What you need to do. Edit the lines below so that each "interactable" becomes "clickable", and leave every other character as it is.

Element boundary records.
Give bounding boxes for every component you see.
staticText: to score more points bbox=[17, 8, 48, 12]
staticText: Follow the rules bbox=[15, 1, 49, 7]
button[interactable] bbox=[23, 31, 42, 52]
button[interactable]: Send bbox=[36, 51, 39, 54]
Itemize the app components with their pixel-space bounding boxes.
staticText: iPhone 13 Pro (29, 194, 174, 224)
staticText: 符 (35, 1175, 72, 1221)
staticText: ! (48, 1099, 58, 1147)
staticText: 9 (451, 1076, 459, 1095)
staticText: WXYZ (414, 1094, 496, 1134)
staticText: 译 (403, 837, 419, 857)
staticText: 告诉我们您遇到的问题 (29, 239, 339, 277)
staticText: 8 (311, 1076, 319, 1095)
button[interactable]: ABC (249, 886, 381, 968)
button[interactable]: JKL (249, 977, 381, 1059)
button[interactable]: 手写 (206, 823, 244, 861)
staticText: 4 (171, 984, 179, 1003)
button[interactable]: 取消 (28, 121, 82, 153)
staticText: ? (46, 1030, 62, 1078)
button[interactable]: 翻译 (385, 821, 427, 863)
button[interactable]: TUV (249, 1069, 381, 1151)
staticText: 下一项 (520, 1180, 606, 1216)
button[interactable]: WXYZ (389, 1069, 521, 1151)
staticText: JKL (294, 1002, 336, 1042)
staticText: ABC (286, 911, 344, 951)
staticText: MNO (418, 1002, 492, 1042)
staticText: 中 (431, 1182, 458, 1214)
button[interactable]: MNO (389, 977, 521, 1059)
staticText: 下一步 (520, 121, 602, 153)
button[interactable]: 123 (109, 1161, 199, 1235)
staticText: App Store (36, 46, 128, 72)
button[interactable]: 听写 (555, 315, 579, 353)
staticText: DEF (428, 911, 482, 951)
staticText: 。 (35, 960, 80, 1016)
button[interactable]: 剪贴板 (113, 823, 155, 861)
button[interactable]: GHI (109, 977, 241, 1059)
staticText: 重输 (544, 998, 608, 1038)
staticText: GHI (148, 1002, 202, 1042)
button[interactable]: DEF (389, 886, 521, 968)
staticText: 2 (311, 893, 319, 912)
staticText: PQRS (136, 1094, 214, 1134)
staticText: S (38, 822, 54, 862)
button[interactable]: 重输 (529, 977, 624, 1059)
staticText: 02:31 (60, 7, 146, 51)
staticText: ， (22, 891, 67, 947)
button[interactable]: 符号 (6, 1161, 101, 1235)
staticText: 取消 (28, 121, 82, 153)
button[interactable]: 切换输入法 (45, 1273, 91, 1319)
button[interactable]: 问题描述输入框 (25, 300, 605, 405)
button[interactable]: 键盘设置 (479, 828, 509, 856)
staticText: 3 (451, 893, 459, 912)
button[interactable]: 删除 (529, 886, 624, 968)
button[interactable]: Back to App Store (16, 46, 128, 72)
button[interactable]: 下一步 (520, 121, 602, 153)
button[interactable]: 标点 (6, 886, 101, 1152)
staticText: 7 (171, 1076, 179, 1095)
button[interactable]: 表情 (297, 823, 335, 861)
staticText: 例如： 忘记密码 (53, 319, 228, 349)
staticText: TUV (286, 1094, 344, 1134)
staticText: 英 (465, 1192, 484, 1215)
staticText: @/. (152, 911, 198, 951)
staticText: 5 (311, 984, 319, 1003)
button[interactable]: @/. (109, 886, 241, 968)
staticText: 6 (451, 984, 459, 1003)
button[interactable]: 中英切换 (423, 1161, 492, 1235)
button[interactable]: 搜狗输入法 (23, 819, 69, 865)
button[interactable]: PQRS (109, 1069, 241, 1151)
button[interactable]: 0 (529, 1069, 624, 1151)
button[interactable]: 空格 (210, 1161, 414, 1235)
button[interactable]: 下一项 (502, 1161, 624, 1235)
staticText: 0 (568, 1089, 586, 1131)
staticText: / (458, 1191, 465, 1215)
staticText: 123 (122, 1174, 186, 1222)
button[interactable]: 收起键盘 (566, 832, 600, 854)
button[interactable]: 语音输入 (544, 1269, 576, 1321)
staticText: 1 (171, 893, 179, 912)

Response to this exercise.
Give bounding boxes for every component you see.
staticText: to score more points bbox=[17, 8, 48, 12]
staticText: Follow the rules bbox=[15, 1, 49, 7]
button[clickable] bbox=[23, 31, 42, 52]
button[clickable]: Send bbox=[36, 51, 39, 54]
Itemize the app components with their pixel-space bounding boxes.
staticText: iPhone 13 Pro (29, 194, 174, 224)
staticText: 符 (35, 1175, 72, 1221)
staticText: ! (48, 1099, 58, 1147)
staticText: 9 (451, 1076, 459, 1095)
staticText: WXYZ (414, 1094, 496, 1134)
staticText: 译 (403, 837, 419, 857)
staticText: 告诉我们您遇到的问题 (29, 239, 339, 277)
staticText: 8 (311, 1076, 319, 1095)
button[clickable]: ABC (249, 886, 381, 968)
button[clickable]: JKL (249, 977, 381, 1059)
button[clickable]: 手写 (206, 823, 244, 861)
staticText: 4 (171, 984, 179, 1003)
button[clickable]: 取消 (28, 121, 82, 153)
staticText: ? (46, 1030, 62, 1078)
button[clickable]: 翻译 (385, 821, 427, 863)
button[clickable]: TUV (249, 1069, 381, 1151)
staticText: 下一项 (520, 1180, 606, 1216)
button[clickable]: WXYZ (389, 1069, 521, 1151)
staticText: JKL (294, 1002, 336, 1042)
staticText: ABC (286, 911, 344, 951)
staticText: MNO (418, 1002, 492, 1042)
staticText: 中 (431, 1182, 458, 1214)
button[clickable]: MNO (389, 977, 521, 1059)
staticText: 下一步 (520, 121, 602, 153)
button[clickable]: 123 (109, 1161, 199, 1235)
staticText: App Store (36, 46, 128, 72)
button[clickable]: 听写 (555, 315, 579, 353)
staticText: DEF (428, 911, 482, 951)
staticText: 。 (35, 960, 80, 1016)
button[clickable]: 剪贴板 (113, 823, 155, 861)
button[clickable]: GHI (109, 977, 241, 1059)
staticText: 重输 (544, 998, 608, 1038)
staticText: GHI (148, 1002, 202, 1042)
button[clickable]: DEF (389, 886, 521, 968)
staticText: 2 (311, 893, 319, 912)
staticText: PQRS (136, 1094, 214, 1134)
staticText: S (38, 822, 54, 862)
button[clickable]: 重输 (529, 977, 624, 1059)
staticText: 02:31 (60, 7, 146, 51)
staticText: ， (22, 891, 67, 947)
button[clickable]: 符号 (6, 1161, 101, 1235)
staticText: 取消 (28, 121, 82, 153)
button[clickable]: 切换输入法 (45, 1273, 91, 1319)
button[clickable]: 问题描述输入框 (25, 300, 605, 405)
button[clickable]: 键盘设置 (479, 828, 509, 856)
staticText: 3 (451, 893, 459, 912)
button[clickable]: 删除 (529, 886, 624, 968)
button[clickable]: Back to App Store (16, 46, 128, 72)
button[clickable]: 下一步 (520, 121, 602, 153)
button[clickable]: 标点 (6, 886, 101, 1152)
staticText: 7 (171, 1076, 179, 1095)
button[clickable]: 表情 (297, 823, 335, 861)
staticText: 例如： 忘记密码 (53, 319, 228, 349)
staticText: TUV (286, 1094, 344, 1134)
staticText: 英 (465, 1192, 484, 1215)
staticText: @/. (152, 911, 198, 951)
staticText: 5 (311, 984, 319, 1003)
button[clickable]: @/. (109, 886, 241, 968)
staticText: 6 (451, 984, 459, 1003)
button[clickable]: 中英切换 (423, 1161, 492, 1235)
button[clickable]: 搜狗输入法 (23, 819, 69, 865)
button[clickable]: PQRS (109, 1069, 241, 1151)
button[clickable]: 0 (529, 1069, 624, 1151)
button[clickable]: 空格 (210, 1161, 414, 1235)
button[clickable]: 下一项 (502, 1161, 624, 1235)
staticText: 0 (568, 1089, 586, 1131)
staticText: / (458, 1191, 465, 1215)
staticText: 123 (122, 1174, 186, 1222)
button[clickable]: 收起键盘 (566, 832, 600, 854)
button[clickable]: 语音输入 (544, 1269, 576, 1321)
staticText: 1 (171, 893, 179, 912)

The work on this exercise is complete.